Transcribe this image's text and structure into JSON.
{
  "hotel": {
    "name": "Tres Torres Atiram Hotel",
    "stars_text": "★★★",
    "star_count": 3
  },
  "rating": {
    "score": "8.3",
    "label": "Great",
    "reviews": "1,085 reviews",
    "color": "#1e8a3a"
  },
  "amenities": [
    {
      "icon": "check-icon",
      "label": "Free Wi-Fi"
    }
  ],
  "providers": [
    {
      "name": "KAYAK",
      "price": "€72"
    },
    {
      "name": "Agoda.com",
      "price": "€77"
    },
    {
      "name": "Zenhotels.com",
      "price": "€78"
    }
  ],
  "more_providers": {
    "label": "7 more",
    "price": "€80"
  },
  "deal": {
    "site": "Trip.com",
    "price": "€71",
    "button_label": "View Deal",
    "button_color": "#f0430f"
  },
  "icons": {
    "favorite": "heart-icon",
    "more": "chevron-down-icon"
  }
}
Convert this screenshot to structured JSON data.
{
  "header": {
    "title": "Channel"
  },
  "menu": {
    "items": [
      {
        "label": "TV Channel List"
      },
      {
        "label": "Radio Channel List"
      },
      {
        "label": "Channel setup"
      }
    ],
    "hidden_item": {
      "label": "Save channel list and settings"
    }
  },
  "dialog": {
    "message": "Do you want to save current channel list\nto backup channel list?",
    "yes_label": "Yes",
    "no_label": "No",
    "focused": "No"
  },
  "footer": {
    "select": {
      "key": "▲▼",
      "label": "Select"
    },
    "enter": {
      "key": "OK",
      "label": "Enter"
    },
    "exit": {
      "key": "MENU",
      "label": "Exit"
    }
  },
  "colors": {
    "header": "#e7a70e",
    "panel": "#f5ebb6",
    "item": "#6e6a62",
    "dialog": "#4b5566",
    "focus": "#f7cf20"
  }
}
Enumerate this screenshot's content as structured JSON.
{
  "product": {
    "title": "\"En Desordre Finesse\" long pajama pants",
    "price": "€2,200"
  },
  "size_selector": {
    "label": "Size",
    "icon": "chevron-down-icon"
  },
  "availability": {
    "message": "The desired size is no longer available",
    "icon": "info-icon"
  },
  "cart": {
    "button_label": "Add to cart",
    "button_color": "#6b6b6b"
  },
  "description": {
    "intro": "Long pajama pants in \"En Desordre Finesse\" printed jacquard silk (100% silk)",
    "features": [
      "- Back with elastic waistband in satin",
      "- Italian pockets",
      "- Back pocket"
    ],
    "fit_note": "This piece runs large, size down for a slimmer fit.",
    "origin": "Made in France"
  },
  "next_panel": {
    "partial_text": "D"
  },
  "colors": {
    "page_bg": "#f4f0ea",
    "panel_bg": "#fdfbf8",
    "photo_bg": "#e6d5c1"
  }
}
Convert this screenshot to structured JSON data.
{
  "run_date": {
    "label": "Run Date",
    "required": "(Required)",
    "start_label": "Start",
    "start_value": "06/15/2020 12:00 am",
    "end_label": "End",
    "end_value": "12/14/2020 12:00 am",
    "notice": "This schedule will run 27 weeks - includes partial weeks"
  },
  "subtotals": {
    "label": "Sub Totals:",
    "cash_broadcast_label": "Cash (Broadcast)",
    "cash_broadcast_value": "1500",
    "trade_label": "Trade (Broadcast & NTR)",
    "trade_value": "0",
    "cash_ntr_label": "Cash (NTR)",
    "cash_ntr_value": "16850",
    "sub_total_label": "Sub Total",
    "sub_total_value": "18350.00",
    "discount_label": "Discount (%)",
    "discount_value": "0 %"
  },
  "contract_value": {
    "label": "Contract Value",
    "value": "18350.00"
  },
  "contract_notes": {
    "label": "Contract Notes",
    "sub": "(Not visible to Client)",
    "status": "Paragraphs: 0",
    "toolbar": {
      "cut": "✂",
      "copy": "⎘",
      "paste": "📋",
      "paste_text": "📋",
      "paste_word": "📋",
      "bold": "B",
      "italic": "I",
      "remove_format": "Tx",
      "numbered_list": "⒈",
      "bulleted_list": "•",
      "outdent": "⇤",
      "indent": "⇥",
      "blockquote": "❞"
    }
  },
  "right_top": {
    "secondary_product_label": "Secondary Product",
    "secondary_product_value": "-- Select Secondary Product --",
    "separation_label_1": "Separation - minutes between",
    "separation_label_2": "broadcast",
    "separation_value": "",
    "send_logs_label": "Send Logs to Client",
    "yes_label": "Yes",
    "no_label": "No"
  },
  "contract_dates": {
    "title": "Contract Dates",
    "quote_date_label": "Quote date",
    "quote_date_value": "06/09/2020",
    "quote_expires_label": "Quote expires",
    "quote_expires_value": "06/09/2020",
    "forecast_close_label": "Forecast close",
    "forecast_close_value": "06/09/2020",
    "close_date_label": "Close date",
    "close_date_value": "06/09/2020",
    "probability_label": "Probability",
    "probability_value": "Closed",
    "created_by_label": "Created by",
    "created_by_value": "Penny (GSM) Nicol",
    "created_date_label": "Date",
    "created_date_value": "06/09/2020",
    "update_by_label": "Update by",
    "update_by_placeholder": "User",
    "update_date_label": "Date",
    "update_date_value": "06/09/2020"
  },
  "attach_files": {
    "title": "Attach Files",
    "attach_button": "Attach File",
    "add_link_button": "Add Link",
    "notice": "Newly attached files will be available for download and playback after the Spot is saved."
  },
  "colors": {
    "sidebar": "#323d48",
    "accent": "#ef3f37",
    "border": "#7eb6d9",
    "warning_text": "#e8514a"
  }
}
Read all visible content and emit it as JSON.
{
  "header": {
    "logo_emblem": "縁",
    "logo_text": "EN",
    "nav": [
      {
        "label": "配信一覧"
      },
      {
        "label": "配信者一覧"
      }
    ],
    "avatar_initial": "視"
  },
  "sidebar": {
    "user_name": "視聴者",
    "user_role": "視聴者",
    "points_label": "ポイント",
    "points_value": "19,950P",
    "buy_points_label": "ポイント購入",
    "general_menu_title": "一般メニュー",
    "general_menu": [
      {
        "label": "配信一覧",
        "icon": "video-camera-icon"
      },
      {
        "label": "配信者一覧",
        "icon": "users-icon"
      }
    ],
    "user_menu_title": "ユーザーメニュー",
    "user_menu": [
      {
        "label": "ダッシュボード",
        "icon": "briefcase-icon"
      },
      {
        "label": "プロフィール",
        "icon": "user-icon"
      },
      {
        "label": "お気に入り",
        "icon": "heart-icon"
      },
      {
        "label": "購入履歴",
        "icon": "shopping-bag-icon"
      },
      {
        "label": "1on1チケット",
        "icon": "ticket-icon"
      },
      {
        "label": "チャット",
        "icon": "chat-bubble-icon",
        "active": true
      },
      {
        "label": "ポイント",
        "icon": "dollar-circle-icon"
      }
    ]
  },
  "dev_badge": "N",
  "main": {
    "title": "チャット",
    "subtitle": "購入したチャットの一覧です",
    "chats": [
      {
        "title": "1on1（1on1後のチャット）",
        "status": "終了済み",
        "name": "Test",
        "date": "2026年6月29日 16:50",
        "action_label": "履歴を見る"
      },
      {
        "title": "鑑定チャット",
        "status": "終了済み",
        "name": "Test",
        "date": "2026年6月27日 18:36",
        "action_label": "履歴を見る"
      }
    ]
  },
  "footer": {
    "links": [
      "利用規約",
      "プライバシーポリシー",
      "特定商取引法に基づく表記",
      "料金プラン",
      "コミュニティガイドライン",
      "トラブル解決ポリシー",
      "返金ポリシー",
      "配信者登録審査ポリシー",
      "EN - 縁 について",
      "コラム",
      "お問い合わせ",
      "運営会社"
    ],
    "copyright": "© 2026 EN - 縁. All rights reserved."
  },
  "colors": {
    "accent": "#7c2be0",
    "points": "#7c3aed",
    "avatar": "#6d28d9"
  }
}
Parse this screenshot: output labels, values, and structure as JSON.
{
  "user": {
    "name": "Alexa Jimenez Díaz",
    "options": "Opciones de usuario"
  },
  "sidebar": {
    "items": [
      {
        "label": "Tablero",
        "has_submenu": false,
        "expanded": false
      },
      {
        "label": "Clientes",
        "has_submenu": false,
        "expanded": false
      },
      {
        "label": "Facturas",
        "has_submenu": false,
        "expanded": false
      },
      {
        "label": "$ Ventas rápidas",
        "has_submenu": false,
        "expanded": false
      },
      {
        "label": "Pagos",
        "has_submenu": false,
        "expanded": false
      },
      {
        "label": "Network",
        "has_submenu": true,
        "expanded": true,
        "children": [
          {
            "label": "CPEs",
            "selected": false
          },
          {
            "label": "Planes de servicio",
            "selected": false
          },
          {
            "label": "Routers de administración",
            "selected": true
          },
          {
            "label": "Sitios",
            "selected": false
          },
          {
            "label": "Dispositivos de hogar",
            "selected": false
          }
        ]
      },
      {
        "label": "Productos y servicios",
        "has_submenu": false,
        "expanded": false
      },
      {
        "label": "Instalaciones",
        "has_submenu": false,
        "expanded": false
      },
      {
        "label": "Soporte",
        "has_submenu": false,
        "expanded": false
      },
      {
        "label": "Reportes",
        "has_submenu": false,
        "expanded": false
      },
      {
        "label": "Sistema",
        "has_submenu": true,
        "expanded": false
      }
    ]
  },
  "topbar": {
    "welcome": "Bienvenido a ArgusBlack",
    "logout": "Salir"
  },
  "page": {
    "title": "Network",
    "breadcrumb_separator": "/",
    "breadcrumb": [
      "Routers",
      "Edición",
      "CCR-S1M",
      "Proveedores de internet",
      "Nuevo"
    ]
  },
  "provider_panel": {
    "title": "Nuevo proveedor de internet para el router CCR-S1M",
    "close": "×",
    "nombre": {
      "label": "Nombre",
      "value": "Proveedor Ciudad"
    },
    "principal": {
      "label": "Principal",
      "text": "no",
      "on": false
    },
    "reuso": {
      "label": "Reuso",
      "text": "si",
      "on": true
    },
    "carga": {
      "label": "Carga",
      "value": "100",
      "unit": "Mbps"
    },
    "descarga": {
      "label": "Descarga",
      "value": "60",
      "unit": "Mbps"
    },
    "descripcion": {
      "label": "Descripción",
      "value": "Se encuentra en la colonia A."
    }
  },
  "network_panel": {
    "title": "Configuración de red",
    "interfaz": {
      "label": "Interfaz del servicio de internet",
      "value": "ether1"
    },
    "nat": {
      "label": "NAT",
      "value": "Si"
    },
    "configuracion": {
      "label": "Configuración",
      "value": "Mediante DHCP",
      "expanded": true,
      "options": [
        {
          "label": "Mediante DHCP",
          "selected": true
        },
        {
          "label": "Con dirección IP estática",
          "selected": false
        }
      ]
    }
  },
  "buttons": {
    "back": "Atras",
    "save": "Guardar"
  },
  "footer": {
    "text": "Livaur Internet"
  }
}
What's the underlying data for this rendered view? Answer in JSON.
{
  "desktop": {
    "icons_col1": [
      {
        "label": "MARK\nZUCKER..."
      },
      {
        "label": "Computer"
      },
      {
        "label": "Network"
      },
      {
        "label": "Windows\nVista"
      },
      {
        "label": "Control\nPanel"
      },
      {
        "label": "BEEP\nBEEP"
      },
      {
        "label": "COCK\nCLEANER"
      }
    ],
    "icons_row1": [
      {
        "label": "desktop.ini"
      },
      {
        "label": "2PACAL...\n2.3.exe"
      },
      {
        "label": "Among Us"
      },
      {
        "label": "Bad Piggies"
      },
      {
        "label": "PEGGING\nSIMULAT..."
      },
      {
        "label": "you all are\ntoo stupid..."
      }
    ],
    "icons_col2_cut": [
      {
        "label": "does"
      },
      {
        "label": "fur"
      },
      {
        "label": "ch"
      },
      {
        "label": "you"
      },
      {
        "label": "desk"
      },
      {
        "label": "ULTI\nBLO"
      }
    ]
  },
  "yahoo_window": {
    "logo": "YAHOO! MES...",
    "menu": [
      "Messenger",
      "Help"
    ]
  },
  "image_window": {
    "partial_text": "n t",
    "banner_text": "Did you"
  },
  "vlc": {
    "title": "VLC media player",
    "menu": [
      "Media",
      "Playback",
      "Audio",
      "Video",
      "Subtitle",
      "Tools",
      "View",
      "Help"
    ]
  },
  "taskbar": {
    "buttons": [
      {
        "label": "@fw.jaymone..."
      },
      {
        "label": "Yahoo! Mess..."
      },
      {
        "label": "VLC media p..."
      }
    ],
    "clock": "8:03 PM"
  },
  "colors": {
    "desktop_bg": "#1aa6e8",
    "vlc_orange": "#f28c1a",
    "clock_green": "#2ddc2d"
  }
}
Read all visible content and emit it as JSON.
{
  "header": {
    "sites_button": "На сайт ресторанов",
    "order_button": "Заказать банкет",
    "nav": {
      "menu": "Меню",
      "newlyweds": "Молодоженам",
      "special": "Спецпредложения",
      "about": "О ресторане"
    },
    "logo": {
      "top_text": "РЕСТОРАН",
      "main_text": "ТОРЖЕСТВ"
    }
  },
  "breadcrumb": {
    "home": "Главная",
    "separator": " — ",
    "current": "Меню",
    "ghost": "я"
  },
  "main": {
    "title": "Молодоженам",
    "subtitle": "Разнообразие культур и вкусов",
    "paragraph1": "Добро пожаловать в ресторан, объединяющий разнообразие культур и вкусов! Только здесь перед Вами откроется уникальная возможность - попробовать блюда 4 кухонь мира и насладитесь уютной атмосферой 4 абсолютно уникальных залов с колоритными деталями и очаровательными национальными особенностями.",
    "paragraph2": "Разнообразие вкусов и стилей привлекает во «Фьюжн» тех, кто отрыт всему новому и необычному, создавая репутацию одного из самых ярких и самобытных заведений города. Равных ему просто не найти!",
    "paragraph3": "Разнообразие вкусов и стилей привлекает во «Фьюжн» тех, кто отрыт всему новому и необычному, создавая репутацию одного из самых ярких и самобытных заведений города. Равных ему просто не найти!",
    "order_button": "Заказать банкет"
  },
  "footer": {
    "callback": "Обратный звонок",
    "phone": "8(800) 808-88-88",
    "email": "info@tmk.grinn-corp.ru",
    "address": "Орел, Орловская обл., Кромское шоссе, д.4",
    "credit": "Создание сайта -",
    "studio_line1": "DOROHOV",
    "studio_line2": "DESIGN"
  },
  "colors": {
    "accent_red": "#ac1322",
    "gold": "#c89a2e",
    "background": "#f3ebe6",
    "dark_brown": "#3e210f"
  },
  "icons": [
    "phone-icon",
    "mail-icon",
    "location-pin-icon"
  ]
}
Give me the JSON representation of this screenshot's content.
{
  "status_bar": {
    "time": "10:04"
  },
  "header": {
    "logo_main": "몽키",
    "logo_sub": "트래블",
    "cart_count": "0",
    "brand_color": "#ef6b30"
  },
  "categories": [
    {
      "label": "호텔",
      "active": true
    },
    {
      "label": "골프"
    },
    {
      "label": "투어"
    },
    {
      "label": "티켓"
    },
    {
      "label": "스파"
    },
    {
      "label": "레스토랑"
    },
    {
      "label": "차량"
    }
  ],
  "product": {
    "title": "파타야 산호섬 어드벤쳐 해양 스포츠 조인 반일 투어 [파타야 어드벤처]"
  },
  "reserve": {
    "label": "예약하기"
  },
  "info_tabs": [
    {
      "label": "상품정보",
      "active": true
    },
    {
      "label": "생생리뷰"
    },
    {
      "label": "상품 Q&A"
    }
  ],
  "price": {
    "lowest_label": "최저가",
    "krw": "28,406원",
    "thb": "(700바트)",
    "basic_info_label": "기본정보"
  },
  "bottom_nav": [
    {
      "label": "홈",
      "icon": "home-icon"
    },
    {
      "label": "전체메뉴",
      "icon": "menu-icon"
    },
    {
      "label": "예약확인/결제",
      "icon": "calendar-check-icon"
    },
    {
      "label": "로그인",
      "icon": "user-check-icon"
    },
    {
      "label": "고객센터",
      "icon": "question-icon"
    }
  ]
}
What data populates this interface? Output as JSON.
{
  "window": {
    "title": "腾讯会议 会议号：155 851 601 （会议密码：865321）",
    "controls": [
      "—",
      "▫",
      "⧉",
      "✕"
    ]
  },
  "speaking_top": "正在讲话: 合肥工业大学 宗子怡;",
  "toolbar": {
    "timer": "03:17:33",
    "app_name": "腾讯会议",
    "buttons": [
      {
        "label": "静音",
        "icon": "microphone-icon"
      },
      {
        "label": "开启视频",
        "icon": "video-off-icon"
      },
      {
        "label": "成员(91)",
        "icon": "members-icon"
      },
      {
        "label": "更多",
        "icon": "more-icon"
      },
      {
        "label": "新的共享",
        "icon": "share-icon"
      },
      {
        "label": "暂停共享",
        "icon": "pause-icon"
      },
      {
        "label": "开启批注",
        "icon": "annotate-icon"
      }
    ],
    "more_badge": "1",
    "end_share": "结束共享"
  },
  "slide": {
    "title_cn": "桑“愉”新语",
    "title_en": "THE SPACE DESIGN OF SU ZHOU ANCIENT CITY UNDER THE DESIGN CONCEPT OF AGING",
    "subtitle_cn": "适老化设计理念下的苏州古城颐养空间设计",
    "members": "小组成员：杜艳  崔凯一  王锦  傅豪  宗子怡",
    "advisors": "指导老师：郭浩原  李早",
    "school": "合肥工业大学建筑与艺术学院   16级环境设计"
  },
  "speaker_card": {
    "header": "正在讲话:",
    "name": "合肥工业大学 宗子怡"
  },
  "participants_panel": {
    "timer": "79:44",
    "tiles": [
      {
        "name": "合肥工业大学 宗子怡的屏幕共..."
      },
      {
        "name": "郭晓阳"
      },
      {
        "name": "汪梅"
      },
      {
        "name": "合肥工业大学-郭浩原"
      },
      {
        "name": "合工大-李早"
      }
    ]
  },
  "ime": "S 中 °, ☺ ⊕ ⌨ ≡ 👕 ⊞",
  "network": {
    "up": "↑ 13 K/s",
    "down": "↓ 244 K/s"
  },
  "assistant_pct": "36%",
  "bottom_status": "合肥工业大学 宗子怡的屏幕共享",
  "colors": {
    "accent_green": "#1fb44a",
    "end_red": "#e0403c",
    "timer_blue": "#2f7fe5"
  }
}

----

Keep only the lines that hold the string "腾讯会议", and copy them out.

*The completed task*
    "title": "腾讯会议 会议号：155 851 601 （会议密码：865321）",
    "app_name": "腾讯会议",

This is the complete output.